Pull every line that holds the word "错误的是" from the entries.

-----

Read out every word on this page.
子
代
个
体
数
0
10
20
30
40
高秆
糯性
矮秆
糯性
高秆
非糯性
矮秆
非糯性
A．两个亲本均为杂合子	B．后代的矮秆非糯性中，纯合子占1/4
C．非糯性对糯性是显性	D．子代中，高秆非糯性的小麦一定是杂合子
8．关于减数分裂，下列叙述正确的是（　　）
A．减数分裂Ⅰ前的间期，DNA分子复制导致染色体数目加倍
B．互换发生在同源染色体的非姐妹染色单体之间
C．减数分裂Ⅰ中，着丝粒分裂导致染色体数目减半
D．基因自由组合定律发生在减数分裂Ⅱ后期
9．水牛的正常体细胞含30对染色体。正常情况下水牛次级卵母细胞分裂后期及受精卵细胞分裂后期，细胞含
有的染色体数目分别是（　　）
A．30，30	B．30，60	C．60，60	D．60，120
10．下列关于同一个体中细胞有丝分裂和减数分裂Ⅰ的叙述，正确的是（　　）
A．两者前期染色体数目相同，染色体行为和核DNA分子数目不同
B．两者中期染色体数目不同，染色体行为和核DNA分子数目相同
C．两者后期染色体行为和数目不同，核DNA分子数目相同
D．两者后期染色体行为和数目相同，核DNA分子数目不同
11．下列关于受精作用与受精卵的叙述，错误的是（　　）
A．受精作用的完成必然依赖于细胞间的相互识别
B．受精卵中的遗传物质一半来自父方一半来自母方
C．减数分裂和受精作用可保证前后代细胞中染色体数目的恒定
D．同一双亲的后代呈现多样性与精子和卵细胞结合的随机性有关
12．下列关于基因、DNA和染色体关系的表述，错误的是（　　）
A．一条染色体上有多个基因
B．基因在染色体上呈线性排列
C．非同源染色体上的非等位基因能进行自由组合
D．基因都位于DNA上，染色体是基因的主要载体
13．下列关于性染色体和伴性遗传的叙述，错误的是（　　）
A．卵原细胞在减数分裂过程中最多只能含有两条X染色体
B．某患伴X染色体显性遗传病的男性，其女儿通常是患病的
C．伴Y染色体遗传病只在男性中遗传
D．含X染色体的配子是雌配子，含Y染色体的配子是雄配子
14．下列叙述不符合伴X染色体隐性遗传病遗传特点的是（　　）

-----

_Solution to this task_.
11．下列关于受精作用与受精卵的叙述，错误的是（　　）
12．下列关于基因、DNA和染色体关系的表述，错误的是（　　）
13．下列关于性染色体和伴性遗传的叙述，错误的是（　　）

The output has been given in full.